Stored data:
-- START --
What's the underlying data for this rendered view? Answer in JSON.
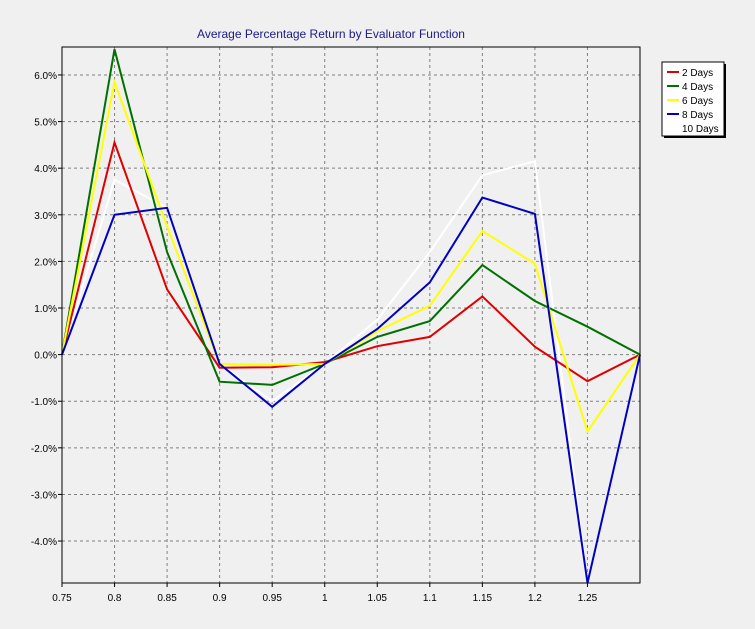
{
  "chart_data": {
    "type": "line",
    "title": "Average Percentage Return by Evaluator Function",
    "xlabel": "",
    "ylabel": "",
    "x": [
      0.75,
      0.8,
      0.85,
      0.9,
      0.95,
      1.0,
      1.05,
      1.1,
      1.15,
      1.2,
      1.25,
      1.3
    ],
    "x_tick_labels": [
      "0.75",
      "0.8",
      "0.85",
      "0.9",
      "0.95",
      "1",
      "1.05",
      "1.1",
      "1.15",
      "1.2",
      "1.25"
    ],
    "xlim": [
      0.75,
      1.3
    ],
    "ylim": [
      -4.9,
      6.6
    ],
    "y_ticks": [
      6,
      5,
      4,
      3,
      2,
      1,
      0,
      -1,
      -2,
      -3,
      -4
    ],
    "y_tick_labels": [
      "6.0%",
      "5.0%",
      "4.0%",
      "3.0%",
      "2.0%",
      "1.0%",
      "0.0%",
      "-1.0%",
      "-2.0%",
      "-3.0%",
      "-4.0%"
    ],
    "grid": true,
    "legend_position": "top-right",
    "series": [
      {
        "name": "2 Days",
        "color": "#e00000",
        "values": [
          0.0,
          4.55,
          1.4,
          -0.28,
          -0.27,
          -0.16,
          0.18,
          0.38,
          1.25,
          0.17,
          -0.57,
          0.0
        ]
      },
      {
        "name": "4 Days",
        "color": "#007000",
        "values": [
          0.0,
          6.55,
          2.2,
          -0.58,
          -0.65,
          -0.2,
          0.38,
          0.72,
          1.92,
          1.15,
          0.6,
          0.0
        ]
      },
      {
        "name": "6 Days",
        "color": "#ffff00",
        "values": [
          0.0,
          5.85,
          2.75,
          -0.2,
          -0.22,
          -0.2,
          0.5,
          1.05,
          2.65,
          1.95,
          -1.65,
          0.0
        ]
      },
      {
        "name": "8 Days",
        "color": "#0000c0",
        "values": [
          0.0,
          3.0,
          3.15,
          -0.2,
          -1.12,
          -0.2,
          0.55,
          1.55,
          3.37,
          3.02,
          -4.9,
          0.0
        ]
      },
      {
        "name": "10 Days",
        "color": "#ffffff",
        "values": [
          0.0,
          3.75,
          3.15,
          -0.2,
          -1.0,
          -0.2,
          0.75,
          2.2,
          3.85,
          4.15,
          -4.9,
          0.0
        ]
      }
    ]
  }
}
-- END --
> [GIVEN INSTRUCTION]:
Omit every picture while copying the listing above exactly.

> [THE OUTPUT]:
What's the underlying data for this rendered view? Answer in JSON.
{
  "chart_data": {
    "type": "line",
    "title": "Average Percentage Return by Evaluator Function",
    "xlabel": "",
    "ylabel": "",
    "x": [
      0.75,
      0.8,
      0.85,
      0.9,
      0.95,
      1.0,
      1.05,
      1.1,
      1.15,
      1.2,
      1.25,
      1.3
    ],
    "x_tick_labels": [
      "0.75",
      "0.8",
      "0.85",
      "0.9",
      "0.95",
      "1",
      "1.05",
      "1.1",
      "1.15",
      "1.2",
      "1.25"
    ],
    "xlim": [
      0.75,
      1.3
    ],
    "ylim": [
      -4.9,
      6.6
    ],
    "y_ticks": [
      6,
      5,
      4,
      3,
      2,
      1,
      0,
      -1,
      -2,
      -3,
      -4
    ],
    "y_tick_labels": [
      "6.0%",
      "5.0%",
      "4.0%",
      "3.0%",
      "2.0%",
      "1.0%",
      "0.0%",
      "-1.0%",
      "-2.0%",
      "-3.0%",
      "-4.0%"
    ],
    "grid": true,
    "legend_position": "top-right",
    "series": [
      {
        "name": "2 Days",
        "color": "#e00000",
        "values": [
          0.0,
          4.55,
          1.4,
          -0.28,
          -0.27,
          -0.16,
          0.18,
          0.38,
          1.25,
          0.17,
          -0.57,
          0.0
        ]
      },
      {
        "name": "4 Days",
        "color": "#007000",
        "values": [
          0.0,
          6.55,
          2.2,
          -0.58,
          -0.65,
          -0.2,
          0.38,
          0.72,
          1.92,
          1.15,
          0.6,
          0.0
        ]
      },
      {
        "name": "6 Days",
        "color": "#ffff00",
        "values": [
          0.0,
          5.85,
          2.75,
          -0.2,
          -0.22,
          -0.2,
          0.5,
          1.05,
          2.65,
          1.95,
          -1.65,
          0.0
        ]
      },
      {
        "name": "8 Days",
        "color": "#0000c0",
        "values": [
          0.0,
          3.0,
          3.15,
          -0.2,
          -1.12,
          -0.2,
          0.55,
          1.55,
          3.37,
          3.02,
          -4.9,
          0.0
        ]
      },
      {
        "name": "10 Days",
        "color": "#ffffff",
        "values": [
          0.0,
          3.75,
          3.15,
          -0.2,
          -1.0,
          -0.2,
          0.75,
          2.2,
          3.85,
          4.15,
          -4.9,
          0.0
        ]
      }
    ]
  }
}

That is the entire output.